Print all the records below, word for word and in full.

Records supplied START

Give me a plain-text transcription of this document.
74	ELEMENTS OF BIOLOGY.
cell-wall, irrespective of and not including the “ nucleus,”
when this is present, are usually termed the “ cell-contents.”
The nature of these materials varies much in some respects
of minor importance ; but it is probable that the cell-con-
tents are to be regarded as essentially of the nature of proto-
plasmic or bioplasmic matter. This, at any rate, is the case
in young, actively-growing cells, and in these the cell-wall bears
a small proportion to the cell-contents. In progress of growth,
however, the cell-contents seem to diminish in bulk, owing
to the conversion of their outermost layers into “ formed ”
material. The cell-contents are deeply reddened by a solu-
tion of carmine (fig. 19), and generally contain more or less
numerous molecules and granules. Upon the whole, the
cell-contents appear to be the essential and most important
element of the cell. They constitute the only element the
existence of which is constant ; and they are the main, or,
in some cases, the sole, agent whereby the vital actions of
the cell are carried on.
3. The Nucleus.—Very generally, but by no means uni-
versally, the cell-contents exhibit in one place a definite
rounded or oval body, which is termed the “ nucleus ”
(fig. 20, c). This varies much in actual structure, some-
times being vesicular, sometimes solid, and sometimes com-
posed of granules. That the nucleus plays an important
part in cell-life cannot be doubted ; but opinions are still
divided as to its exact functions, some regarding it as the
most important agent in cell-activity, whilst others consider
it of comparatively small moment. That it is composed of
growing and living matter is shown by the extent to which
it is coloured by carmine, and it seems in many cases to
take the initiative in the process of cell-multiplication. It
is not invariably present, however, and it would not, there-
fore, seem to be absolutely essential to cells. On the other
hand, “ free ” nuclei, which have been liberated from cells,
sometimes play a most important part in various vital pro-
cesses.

Records supplied END

- _Output below_
Give me a plain-text transcription of this document.
74	ELEMENTS OF BIOLOGY.
cell-wall, irrespective of and not including the “ nucleus,”
when this is present, are usually termed the “ cell-contents.”
The nature of these materials varies much in some respects
of minor importance ; but it is probable that the cell-con-
tents are to be regarded as essentially of the nature of proto-
plasmic or bioplasmic matter. This, at any rate, is the case
in young, actively-growing cells, and in these the cell-wall bears
a small proportion to the cell-contents. In progress of growth,
however, the cell-contents seem to diminish in bulk, owing
to the conversion of their outermost layers into “ formed ”
material. The cell-contents are deeply reddened by a solu-
tion of carmine (fig. 19), and generally contain more or less
numerous molecules and granules. Upon the whole, the
cell-contents appear to be the essential and most important
element of the cell. They constitute the only element the
existence of which is constant ; and they are the main, or,
in some cases, the sole, agent whereby the vital actions of
the cell are carried on.
3. The Nucleus.—Very generally, but by no means uni-
versally, the cell-contents exhibit in one place a definite
rounded or oval body, which is termed the “ nucleus ”
(fig. 20, c). This varies much in actual structure, some-
times being vesicular, sometimes solid, and sometimes com-
posed of granules. That the nucleus plays an important
part in cell-life cannot be doubted ; but opinions are still
divided as to its exact functions, some regarding it as the
most important agent in cell-activity, whilst others consider
it of comparatively small moment. That it is composed of
growing and living matter is shown by the extent to which
it is coloured by carmine, and it seems in many cases to
take the initiative in the process of cell-multiplication. It
is not invariably present, however, and it would not, there-
fore, seem to be absolutely essential to cells. On the other
hand, “ free ” nuclei, which have been liberated from cells,
sometimes play a most important part in various vital pro-
cesses.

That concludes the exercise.